> _AIM_
Look for "female" in each line of the entries, and return the matching lines.

> _ENTRIES PROVIDED_

----------

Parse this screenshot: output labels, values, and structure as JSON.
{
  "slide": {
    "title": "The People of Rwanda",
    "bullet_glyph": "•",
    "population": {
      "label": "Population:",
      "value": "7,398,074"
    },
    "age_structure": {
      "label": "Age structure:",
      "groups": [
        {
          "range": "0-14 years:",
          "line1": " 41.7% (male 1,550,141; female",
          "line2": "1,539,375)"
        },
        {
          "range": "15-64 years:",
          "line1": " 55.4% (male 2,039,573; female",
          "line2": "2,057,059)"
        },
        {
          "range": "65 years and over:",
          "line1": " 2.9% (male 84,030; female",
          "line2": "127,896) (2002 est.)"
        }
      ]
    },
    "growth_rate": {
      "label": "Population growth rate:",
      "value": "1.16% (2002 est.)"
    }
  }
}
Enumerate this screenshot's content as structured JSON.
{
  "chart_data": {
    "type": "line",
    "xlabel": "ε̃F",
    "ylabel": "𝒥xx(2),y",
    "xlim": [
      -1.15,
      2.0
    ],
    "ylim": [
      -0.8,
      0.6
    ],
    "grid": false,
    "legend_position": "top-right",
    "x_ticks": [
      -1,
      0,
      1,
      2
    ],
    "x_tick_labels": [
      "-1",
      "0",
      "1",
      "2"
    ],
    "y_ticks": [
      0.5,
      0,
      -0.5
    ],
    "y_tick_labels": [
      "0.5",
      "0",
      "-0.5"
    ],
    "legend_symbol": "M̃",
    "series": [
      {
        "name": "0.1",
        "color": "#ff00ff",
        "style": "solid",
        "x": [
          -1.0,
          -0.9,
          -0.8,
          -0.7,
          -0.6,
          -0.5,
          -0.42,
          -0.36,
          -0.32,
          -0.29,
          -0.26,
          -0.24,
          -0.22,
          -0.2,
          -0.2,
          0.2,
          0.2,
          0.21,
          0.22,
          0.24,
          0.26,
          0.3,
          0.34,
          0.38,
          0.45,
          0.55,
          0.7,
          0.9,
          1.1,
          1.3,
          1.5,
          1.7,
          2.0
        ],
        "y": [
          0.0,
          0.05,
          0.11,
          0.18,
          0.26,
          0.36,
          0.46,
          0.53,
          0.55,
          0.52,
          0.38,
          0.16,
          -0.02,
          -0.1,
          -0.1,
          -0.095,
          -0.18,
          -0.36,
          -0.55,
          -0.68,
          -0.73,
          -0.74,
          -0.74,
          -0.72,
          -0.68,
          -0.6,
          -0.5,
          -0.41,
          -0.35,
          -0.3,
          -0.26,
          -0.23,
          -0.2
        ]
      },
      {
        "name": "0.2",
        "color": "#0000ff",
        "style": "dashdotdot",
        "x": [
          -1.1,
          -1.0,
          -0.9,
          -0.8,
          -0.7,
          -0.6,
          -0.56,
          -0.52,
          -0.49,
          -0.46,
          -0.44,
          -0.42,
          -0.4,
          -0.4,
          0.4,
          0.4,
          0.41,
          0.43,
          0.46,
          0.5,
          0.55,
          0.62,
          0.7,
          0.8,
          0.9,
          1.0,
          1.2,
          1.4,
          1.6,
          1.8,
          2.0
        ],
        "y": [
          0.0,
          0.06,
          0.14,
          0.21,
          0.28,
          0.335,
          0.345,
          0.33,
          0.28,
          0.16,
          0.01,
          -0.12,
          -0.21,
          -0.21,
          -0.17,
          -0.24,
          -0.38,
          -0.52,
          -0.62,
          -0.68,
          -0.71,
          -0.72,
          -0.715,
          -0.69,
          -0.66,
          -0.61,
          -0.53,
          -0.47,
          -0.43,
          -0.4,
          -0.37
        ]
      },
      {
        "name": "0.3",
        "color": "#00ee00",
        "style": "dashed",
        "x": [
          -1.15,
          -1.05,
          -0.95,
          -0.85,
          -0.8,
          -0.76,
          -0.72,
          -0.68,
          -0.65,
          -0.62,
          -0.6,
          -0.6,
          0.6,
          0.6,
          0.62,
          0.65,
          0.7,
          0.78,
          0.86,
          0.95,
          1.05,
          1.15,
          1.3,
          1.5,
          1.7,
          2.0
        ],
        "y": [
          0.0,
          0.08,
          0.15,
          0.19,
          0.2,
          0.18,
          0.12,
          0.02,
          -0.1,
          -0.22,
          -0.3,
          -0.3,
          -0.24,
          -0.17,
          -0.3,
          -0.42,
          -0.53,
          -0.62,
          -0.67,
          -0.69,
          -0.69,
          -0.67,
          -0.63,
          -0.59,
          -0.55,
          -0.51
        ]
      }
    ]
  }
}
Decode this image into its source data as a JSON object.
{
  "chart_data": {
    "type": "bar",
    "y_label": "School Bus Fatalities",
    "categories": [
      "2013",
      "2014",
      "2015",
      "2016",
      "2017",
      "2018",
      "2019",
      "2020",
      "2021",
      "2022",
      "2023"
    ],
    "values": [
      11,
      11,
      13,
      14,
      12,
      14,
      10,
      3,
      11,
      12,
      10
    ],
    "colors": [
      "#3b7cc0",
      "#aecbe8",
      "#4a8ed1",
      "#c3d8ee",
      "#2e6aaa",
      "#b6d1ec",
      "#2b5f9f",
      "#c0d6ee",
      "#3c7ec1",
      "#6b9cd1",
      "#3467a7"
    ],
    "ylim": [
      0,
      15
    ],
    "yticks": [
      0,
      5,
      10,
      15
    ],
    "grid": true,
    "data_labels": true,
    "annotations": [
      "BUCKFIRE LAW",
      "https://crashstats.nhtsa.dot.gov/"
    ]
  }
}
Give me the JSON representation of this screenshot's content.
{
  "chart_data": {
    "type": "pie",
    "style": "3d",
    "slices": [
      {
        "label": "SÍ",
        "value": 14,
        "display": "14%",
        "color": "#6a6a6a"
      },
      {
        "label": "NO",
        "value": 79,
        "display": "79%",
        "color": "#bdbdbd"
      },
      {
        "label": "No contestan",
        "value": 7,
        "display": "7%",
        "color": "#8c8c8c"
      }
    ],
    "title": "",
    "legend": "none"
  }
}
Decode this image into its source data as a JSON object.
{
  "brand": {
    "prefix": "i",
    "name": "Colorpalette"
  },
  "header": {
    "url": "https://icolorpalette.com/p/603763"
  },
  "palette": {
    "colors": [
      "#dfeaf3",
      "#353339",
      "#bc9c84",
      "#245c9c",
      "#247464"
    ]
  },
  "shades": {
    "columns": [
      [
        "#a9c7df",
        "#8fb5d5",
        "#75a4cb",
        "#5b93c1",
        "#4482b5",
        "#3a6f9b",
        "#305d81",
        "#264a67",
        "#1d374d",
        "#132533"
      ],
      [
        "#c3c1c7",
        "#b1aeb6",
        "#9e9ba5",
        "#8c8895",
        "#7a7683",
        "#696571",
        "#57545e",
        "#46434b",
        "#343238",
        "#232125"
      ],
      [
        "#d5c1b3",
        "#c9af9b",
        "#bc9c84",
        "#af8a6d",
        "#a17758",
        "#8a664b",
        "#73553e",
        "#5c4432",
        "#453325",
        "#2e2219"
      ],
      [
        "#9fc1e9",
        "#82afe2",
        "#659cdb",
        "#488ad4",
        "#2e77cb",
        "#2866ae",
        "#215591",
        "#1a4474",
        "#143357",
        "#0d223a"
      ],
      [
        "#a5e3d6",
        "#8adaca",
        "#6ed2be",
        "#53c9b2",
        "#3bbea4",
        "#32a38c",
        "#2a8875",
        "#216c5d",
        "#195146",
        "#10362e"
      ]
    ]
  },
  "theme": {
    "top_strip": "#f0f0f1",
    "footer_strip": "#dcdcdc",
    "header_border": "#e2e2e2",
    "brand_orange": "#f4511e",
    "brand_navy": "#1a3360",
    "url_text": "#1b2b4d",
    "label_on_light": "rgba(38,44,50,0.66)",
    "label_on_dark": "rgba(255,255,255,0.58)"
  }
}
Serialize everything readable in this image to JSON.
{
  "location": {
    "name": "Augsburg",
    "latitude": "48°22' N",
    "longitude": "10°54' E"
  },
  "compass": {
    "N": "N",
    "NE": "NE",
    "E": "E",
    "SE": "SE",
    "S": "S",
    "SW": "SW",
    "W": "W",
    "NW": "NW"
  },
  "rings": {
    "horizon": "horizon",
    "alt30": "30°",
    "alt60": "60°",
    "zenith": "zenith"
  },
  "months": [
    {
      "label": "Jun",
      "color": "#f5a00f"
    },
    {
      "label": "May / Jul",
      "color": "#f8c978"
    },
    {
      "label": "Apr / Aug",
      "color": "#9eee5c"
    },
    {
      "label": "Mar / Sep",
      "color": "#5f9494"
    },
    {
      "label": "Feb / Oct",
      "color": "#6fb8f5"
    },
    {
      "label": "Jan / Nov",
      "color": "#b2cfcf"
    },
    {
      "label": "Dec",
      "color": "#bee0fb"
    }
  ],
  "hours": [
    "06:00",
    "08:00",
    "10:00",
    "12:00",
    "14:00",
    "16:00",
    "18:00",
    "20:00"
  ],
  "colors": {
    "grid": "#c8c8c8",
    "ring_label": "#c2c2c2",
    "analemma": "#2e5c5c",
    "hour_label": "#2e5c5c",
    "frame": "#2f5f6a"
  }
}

----------

> _ANSWER TO THIS EXERCISE_
          "line1": " 41.7% (male 1,550,141; female",
          "line1": " 55.4% (male 2,039,573; female",
          "line1": " 2.9% (male 84,030; female",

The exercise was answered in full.